__What to produce__:
Quote the full listing word for word.

##########

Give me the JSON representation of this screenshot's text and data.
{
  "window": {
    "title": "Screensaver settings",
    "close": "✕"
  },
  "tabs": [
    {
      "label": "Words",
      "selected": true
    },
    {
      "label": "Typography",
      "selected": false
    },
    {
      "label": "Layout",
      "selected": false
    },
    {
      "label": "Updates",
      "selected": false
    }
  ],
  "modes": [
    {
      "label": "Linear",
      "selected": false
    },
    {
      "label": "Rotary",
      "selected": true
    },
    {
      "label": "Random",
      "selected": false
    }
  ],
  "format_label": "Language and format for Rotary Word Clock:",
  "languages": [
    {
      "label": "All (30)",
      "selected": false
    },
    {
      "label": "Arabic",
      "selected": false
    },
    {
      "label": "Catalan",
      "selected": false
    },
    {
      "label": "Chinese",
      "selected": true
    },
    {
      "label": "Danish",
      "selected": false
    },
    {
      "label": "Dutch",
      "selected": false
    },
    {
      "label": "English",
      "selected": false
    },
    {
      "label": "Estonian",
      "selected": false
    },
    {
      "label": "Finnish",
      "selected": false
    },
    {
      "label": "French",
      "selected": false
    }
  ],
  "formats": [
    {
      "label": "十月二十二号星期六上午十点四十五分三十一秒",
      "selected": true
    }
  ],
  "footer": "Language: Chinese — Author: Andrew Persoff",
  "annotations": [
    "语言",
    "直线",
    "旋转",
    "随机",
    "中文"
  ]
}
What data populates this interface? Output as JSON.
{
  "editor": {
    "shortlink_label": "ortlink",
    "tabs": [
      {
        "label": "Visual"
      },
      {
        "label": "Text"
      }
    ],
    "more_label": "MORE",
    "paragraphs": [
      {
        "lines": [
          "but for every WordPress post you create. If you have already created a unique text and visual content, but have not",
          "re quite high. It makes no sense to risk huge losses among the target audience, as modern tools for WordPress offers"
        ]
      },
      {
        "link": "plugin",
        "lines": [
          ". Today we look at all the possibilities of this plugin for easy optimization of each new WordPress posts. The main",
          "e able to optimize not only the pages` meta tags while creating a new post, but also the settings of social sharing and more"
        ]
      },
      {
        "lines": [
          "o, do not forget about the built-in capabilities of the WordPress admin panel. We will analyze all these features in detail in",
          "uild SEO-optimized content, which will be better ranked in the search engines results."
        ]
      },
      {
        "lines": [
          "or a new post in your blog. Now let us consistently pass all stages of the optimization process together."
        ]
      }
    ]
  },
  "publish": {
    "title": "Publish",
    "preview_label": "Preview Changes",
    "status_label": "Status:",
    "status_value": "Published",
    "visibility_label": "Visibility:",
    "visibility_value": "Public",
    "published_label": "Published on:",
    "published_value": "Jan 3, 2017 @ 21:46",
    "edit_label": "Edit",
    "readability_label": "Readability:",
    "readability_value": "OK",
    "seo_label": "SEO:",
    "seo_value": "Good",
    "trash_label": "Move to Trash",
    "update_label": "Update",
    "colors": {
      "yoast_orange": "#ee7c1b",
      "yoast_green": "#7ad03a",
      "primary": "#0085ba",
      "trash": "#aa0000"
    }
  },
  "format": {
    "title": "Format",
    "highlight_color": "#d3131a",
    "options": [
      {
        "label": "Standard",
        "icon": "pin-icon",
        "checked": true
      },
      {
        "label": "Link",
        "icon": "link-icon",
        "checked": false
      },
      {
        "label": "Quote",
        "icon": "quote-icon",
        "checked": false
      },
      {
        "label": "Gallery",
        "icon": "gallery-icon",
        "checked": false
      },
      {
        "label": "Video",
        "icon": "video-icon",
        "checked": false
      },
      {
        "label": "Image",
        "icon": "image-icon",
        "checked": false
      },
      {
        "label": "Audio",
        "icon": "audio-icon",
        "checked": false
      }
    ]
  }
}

##########

__Problem solution__:
Give me the JSON representation of this screenshot's text and data.
{
  "window": {
    "title": "Screensaver settings",
    "close": "✕"
  },
  "tabs": [
    {
      "label": "Words",
      "selected": true
    },
    {
      "label": "Typography",
      "selected": false
    },
    {
      "label": "Layout",
      "selected": false
    },
    {
      "label": "Updates",
      "selected": false
    }
  ],
  "modes": [
    {
      "label": "Linear",
      "selected": false
    },
    {
      "label": "Rotary",
      "selected": true
    },
    {
      "label": "Random",
      "selected": false
    }
  ],
  "format_label": "Language and format for Rotary Word Clock:",
  "languages": [
    {
      "label": "All (30)",
      "selected": false
    },
    {
      "label": "Arabic",
      "selected": false
    },
    {
      "label": "Catalan",
      "selected": false
    },
    {
      "label": "Chinese",
      "selected": true
    },
    {
      "label": "Danish",
      "selected": false
    },
    {
      "label": "Dutch",
      "selected": false
    },
    {
      "label": "English",
      "selected": false
    },
    {
      "label": "Estonian",
      "selected": false
    },
    {
      "label": "Finnish",
      "selected": false
    },
    {
      "label": "French",
      "selected": false
    }
  ],
  "formats": [
    {
      "label": "十月二十二号星期六上午十点四十五分三十一秒",
      "selected": true
    }
  ],
  "footer": "Language: Chinese — Author: Andrew Persoff",
  "annotations": [
    "语言",
    "直线",
    "旋转",
    "随机",
    "中文"
  ]
}
What data populates this interface? Output as JSON.
{
  "editor": {
    "shortlink_label": "ortlink",
    "tabs": [
      {
        "label": "Visual"
      },
      {
        "label": "Text"
      }
    ],
    "more_label": "MORE",
    "paragraphs": [
      {
        "lines": [
          "but for every WordPress post you create. If you have already created a unique text and visual content, but have not",
          "re quite high. It makes no sense to risk huge losses among the target audience, as modern tools for WordPress offers"
        ]
      },
      {
        "link": "plugin",
        "lines": [
          ". Today we look at all the possibilities of this plugin for easy optimization of each new WordPress posts. The main",
          "e able to optimize not only the pages` meta tags while creating a new post, but also the settings of social sharing and more"
        ]
      },
      {
        "lines": [
          "o, do not forget about the built-in capabilities of the WordPress admin panel. We will analyze all these features in detail in",
          "uild SEO-optimized content, which will be better ranked in the search engines results."
        ]
      },
      {
        "lines": [
          "or a new post in your blog. Now let us consistently pass all stages of the optimization process together."
        ]
      }
    ]
  },
  "publish": {
    "title": "Publish",
    "preview_label": "Preview Changes",
    "status_label": "Status:",
    "status_value": "Published",
    "visibility_label": "Visibility:",
    "visibility_value": "Public",
    "published_label": "Published on:",
    "published_value": "Jan 3, 2017 @ 21:46",
    "edit_label": "Edit",
    "readability_label": "Readability:",
    "readability_value": "OK",
    "seo_label": "SEO:",
    "seo_value": "Good",
    "trash_label": "Move to Trash",
    "update_label": "Update",
    "colors": {
      "yoast_orange": "#ee7c1b",
      "yoast_green": "#7ad03a",
      "primary": "#0085ba",
      "trash": "#aa0000"
    }
  },
  "format": {
    "title": "Format",
    "highlight_color": "#d3131a",
    "options": [
      {
        "label": "Standard",
        "icon": "pin-icon",
        "checked": true
      },
      {
        "label": "Link",
        "icon": "link-icon",
        "checked": false
      },
      {
        "label": "Quote",
        "icon": "quote-icon",
        "checked": false
      },
      {
        "label": "Gallery",
        "icon": "gallery-icon",
        "checked": false
      },
      {
        "label": "Video",
        "icon": "video-icon",
        "checked": false
      },
      {
        "label": "Image",
        "icon": "image-icon",
        "checked": false
      },
      {
        "label": "Audio",
        "icon": "audio-icon",
        "checked": false
      }
    ]
  }
}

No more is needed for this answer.